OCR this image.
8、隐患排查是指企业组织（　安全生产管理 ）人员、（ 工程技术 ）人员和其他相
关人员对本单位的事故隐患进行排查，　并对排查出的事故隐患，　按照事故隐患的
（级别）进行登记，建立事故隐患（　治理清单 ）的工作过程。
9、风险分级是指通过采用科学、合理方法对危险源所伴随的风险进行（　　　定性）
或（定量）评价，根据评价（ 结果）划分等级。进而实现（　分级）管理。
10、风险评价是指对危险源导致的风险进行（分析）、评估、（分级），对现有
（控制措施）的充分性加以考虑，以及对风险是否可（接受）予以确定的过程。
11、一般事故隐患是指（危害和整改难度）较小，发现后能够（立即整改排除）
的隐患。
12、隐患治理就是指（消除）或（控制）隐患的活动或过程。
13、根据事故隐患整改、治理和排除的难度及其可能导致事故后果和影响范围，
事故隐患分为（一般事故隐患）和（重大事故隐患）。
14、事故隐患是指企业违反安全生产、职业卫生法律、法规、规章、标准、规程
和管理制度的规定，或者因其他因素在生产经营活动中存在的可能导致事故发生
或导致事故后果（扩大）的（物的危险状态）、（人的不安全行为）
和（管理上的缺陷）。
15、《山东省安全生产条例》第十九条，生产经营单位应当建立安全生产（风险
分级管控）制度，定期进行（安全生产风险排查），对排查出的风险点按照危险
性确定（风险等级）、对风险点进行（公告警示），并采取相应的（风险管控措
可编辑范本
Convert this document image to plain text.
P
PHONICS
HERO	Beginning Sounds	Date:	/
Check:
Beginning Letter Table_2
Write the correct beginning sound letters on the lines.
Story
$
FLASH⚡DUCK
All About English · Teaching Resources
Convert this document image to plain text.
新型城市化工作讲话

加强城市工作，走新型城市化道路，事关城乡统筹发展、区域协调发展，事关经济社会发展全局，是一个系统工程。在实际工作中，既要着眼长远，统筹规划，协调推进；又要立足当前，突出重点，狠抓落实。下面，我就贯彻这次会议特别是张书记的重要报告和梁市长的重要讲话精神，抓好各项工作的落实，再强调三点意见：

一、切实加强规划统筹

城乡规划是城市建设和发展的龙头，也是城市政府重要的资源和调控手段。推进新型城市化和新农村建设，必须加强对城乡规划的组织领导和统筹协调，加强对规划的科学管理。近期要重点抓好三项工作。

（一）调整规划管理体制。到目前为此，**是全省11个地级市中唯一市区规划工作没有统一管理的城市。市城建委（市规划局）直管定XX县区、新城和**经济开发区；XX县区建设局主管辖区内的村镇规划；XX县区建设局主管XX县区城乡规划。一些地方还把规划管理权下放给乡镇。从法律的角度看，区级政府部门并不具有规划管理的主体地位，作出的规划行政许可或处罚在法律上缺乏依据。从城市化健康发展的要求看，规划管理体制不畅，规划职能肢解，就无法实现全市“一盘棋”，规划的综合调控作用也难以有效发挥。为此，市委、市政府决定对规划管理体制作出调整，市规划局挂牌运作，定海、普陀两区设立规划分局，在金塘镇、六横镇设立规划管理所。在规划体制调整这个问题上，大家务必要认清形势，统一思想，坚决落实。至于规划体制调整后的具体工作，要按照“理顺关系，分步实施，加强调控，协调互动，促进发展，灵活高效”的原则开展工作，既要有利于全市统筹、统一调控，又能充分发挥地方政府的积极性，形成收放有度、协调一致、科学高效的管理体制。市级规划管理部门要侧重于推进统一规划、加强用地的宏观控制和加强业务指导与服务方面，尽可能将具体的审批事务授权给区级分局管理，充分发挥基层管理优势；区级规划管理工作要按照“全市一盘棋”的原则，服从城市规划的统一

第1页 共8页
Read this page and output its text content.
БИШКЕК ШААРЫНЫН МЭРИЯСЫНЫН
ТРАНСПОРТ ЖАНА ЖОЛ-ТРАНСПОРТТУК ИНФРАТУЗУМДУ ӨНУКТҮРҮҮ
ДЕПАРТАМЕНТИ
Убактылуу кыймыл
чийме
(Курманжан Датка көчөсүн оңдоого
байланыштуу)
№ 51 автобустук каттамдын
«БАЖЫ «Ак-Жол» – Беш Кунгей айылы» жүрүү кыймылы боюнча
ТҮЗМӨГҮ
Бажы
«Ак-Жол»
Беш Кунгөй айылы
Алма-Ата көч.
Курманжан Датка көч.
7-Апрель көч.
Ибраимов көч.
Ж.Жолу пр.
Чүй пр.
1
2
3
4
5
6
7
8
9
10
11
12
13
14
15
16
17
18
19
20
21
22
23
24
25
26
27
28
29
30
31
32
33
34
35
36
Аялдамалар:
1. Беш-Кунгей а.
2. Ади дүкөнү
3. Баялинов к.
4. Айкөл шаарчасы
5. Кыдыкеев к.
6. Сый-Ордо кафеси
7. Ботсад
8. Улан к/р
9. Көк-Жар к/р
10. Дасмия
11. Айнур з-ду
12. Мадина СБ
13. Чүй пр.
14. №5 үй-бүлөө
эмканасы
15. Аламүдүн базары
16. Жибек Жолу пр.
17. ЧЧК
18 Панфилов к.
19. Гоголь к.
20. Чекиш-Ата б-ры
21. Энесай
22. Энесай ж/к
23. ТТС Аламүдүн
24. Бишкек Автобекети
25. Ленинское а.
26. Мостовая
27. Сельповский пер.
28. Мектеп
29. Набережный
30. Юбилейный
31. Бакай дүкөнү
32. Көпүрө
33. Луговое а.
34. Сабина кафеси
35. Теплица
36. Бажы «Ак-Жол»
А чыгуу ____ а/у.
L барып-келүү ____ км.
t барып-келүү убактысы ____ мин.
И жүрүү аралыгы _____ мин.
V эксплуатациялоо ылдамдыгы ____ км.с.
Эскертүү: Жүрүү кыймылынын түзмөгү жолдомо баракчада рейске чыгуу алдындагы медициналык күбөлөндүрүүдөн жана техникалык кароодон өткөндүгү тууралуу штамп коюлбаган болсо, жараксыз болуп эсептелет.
--------------------
# What to produce
Repeat every line of the material exactly as given.

# Output
OCR this image.
8、隐患排查是指企业组织（　安全生产管理 ）人员、（ 工程技术 ）人员和其他相
关人员对本单位的事故隐患进行排查，　并对排查出的事故隐患，　按照事故隐患的
（级别）进行登记，建立事故隐患（　治理清单 ）的工作过程。
9、风险分级是指通过采用科学、合理方法对危险源所伴随的风险进行（　　　定性）
或（定量）评价，根据评价（ 结果）划分等级。进而实现（　分级）管理。
10、风险评价是指对危险源导致的风险进行（分析）、评估、（分级），对现有
（控制措施）的充分性加以考虑，以及对风险是否可（接受）予以确定的过程。
11、一般事故隐患是指（危害和整改难度）较小，发现后能够（立即整改排除）
的隐患。
12、隐患治理就是指（消除）或（控制）隐患的活动或过程。
13、根据事故隐患整改、治理和排除的难度及其可能导致事故后果和影响范围，
事故隐患分为（一般事故隐患）和（重大事故隐患）。
14、事故隐患是指企业违反安全生产、职业卫生法律、法规、规章、标准、规程
和管理制度的规定，或者因其他因素在生产经营活动中存在的可能导致事故发生
或导致事故后果（扩大）的（物的危险状态）、（人的不安全行为）
和（管理上的缺陷）。
15、《山东省安全生产条例》第十九条，生产经营单位应当建立安全生产（风险
分级管控）制度，定期进行（安全生产风险排查），对排查出的风险点按照危险
性确定（风险等级）、对风险点进行（公告警示），并采取相应的（风险管控措
可编辑范本
Convert this document image to plain text.
P
PHONICS
HERO	Beginning Sounds	Date:	/
Check:
Beginning Letter Table_2
Write the correct beginning sound letters on the lines.
Story
$
FLASH⚡DUCK
All About English · Teaching Resources
Convert this document image to plain text.
新型城市化工作讲话

加强城市工作，走新型城市化道路，事关城乡统筹发展、区域协调发展，事关经济社会发展全局，是一个系统工程。在实际工作中，既要着眼长远，统筹规划，协调推进；又要立足当前，突出重点，狠抓落实。下面，我就贯彻这次会议特别是张书记的重要报告和梁市长的重要讲话精神，抓好各项工作的落实，再强调三点意见：

一、切实加强规划统筹

城乡规划是城市建设和发展的龙头，也是城市政府重要的资源和调控手段。推进新型城市化和新农村建设，必须加强对城乡规划的组织领导和统筹协调，加强对规划的科学管理。近期要重点抓好三项工作。

（一）调整规划管理体制。到目前为此，**是全省11个地级市中唯一市区规划工作没有统一管理的城市。市城建委（市规划局）直管定XX县区、新城和**经济开发区；XX县区建设局主管辖区内的村镇规划；XX县区建设局主管XX县区城乡规划。一些地方还把规划管理权下放给乡镇。从法律的角度看，区级政府部门并不具有规划管理的主体地位，作出的规划行政许可或处罚在法律上缺乏依据。从城市化健康发展的要求看，规划管理体制不畅，规划职能肢解，就无法实现全市“一盘棋”，规划的综合调控作用也难以有效发挥。为此，市委、市政府决定对规划管理体制作出调整，市规划局挂牌运作，定海、普陀两区设立规划分局，在金塘镇、六横镇设立规划管理所。在规划体制调整这个问题上，大家务必要认清形势，统一思想，坚决落实。至于规划体制调整后的具体工作，要按照“理顺关系，分步实施，加强调控，协调互动，促进发展，灵活高效”的原则开展工作，既要有利于全市统筹、统一调控，又能充分发挥地方政府的积极性，形成收放有度、协调一致、科学高效的管理体制。市级规划管理部门要侧重于推进统一规划、加强用地的宏观控制和加强业务指导与服务方面，尽可能将具体的审批事务授权给区级分局管理，充分发挥基层管理优势；区级规划管理工作要按照“全市一盘棋”的原则，服从城市规划的统一

第1页 共8页
Read this page and output its text content.
БИШКЕК ШААРЫНЫН МЭРИЯСЫНЫН
ТРАНСПОРТ ЖАНА ЖОЛ-ТРАНСПОРТТУК ИНФРАТУЗУМДУ ӨНУКТҮРҮҮ
ДЕПАРТАМЕНТИ
Убактылуу кыймыл
чийме
(Курманжан Датка көчөсүн оңдоого
байланыштуу)
№ 51 автобустук каттамдын
«БАЖЫ «Ак-Жол» – Беш Кунгей айылы» жүрүү кыймылы боюнча
ТҮЗМӨГҮ
Бажы
«Ак-Жол»
Беш Кунгөй айылы
Алма-Ата көч.
Курманжан Датка көч.
7-Апрель көч.
Ибраимов көч.
Ж.Жолу пр.
Чүй пр.
1
2
3
4
5
6
7
8
9
10
11
12
13
14
15
16
17
18
19
20
21
22
23
24
25
26
27
28
29
30
31
32
33
34
35
36
Аялдамалар:
1. Беш-Кунгей а.
2. Ади дүкөнү
3. Баялинов к.
4. Айкөл шаарчасы
5. Кыдыкеев к.
6. Сый-Ордо кафеси
7. Ботсад
8. Улан к/р
9. Көк-Жар к/р
10. Дасмия
11. Айнур з-ду
12. Мадина СБ
13. Чүй пр.
14. №5 үй-бүлөө
эмканасы
15. Аламүдүн базары
16. Жибек Жолу пр.
17. ЧЧК
18 Панфилов к.
19. Гоголь к.
20. Чекиш-Ата б-ры
21. Энесай
22. Энесай ж/к
23. ТТС Аламүдүн
24. Бишкек Автобекети
25. Ленинское а.
26. Мостовая
27. Сельповский пер.
28. Мектеп
29. Набережный
30. Юбилейный
31. Бакай дүкөнү
32. Көпүрө
33. Луговое а.
34. Сабина кафеси
35. Теплица
36. Бажы «Ак-Жол»
А чыгуу ____ а/у.
L барып-келүү ____ км.
t барып-келүү убактысы ____ мин.
И жүрүү аралыгы _____ мин.
V эксплуатациялоо ылдамдыгы ____ км.с.
Эскертүү: Жүрүү кыймылынын түзмөгү жолдомо баракчада рейске чыгуу алдындагы медициналык күбөлөндүрүүдөн жана техникалык кароодон өткөндүгү тууралуу штамп коюлбаган болсо, жараксыз болуп эсептелет.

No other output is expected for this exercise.